··· Provided entries ···

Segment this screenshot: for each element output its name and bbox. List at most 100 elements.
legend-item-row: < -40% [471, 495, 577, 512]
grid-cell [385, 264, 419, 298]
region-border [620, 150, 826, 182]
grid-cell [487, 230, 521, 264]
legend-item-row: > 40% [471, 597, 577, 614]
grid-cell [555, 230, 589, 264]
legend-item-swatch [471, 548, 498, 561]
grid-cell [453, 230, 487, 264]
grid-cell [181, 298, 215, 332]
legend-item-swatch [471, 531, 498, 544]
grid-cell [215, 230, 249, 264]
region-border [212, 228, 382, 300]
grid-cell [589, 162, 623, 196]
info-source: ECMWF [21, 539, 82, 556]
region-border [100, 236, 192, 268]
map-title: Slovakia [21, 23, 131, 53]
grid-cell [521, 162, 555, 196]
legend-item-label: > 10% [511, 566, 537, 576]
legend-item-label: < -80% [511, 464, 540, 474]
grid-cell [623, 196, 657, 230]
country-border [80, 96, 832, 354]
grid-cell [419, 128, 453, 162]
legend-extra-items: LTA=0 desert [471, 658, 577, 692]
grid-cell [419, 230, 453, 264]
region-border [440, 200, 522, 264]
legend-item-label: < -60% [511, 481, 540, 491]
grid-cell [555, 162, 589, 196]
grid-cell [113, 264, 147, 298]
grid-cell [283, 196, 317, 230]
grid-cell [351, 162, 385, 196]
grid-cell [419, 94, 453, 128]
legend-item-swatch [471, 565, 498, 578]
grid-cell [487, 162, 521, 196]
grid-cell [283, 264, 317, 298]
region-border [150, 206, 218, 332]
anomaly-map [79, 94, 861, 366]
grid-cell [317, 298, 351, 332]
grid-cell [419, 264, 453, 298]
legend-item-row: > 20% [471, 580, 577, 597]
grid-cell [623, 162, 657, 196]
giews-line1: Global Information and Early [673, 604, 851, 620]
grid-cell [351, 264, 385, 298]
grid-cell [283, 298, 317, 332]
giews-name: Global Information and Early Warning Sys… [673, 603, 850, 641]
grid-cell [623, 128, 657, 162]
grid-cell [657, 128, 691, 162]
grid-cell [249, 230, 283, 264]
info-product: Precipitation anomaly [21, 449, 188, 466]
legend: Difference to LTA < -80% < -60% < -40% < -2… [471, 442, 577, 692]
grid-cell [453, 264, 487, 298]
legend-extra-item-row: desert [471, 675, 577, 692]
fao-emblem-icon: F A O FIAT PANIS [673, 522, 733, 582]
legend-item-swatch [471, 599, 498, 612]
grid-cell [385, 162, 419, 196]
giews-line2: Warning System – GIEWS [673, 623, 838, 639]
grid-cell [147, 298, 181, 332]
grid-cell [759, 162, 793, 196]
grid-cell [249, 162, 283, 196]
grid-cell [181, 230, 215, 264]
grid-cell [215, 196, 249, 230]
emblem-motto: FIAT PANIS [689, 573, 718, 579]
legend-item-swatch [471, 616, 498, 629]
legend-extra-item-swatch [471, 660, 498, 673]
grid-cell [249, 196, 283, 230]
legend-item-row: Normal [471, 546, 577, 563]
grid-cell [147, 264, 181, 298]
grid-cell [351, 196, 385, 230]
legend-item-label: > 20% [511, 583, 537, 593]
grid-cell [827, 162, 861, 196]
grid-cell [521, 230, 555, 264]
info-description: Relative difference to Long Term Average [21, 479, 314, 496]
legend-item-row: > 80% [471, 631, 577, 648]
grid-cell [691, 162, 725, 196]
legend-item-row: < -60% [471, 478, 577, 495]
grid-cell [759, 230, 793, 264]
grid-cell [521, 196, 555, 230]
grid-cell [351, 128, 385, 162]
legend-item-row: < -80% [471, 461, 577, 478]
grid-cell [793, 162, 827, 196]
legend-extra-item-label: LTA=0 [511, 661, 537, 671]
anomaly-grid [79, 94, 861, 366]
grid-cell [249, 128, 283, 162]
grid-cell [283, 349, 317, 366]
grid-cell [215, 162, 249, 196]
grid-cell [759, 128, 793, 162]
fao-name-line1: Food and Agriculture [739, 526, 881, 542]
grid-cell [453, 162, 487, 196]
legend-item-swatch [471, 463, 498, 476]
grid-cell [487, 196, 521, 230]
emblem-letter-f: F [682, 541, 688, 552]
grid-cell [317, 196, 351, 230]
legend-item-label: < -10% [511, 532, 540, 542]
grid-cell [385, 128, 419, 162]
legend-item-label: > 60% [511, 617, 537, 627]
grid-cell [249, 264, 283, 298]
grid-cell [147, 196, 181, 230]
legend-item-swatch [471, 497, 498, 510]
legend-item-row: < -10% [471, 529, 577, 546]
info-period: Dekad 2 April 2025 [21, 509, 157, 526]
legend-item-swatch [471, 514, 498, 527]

···

Challenge.
Reproduce the records above word for word, from their first line through the line containing "giews-line1: Global Information", including both of those lines.

Completed task.
Segment this screenshot: for each element output its name and bbox. List at most 100 elements.
legend-item-row: < -40% [471, 495, 577, 512]
grid-cell [385, 264, 419, 298]
region-border [620, 150, 826, 182]
grid-cell [487, 230, 521, 264]
legend-item-row: > 40% [471, 597, 577, 614]
grid-cell [555, 230, 589, 264]
legend-item-swatch [471, 548, 498, 561]
grid-cell [453, 230, 487, 264]
grid-cell [181, 298, 215, 332]
legend-item-swatch [471, 531, 498, 544]
grid-cell [215, 230, 249, 264]
region-border [212, 228, 382, 300]
grid-cell [589, 162, 623, 196]
info-source: ECMWF [21, 539, 82, 556]
region-border [100, 236, 192, 268]
map-title: Slovakia [21, 23, 131, 53]
grid-cell [521, 162, 555, 196]
legend-item-label: > 10% [511, 566, 537, 576]
legend-item-label: < -80% [511, 464, 540, 474]
grid-cell [623, 196, 657, 230]
country-border [80, 96, 832, 354]
grid-cell [419, 128, 453, 162]
legend-extra-items: LTA=0 desert [471, 658, 577, 692]
grid-cell [419, 230, 453, 264]
region-border [440, 200, 522, 264]
legend-item-label: < -60% [511, 481, 540, 491]
grid-cell [555, 162, 589, 196]
grid-cell [113, 264, 147, 298]
grid-cell [283, 196, 317, 230]
grid-cell [351, 162, 385, 196]
grid-cell [419, 94, 453, 128]
legend-item-swatch [471, 565, 498, 578]
grid-cell [487, 162, 521, 196]
grid-cell [283, 264, 317, 298]
region-border [150, 206, 218, 332]
anomaly-map [79, 94, 861, 366]
grid-cell [317, 298, 351, 332]
grid-cell [419, 264, 453, 298]
legend-item-row: > 20% [471, 580, 577, 597]
grid-cell [623, 162, 657, 196]
giews-line1: Global Information and Early [673, 604, 851, 620]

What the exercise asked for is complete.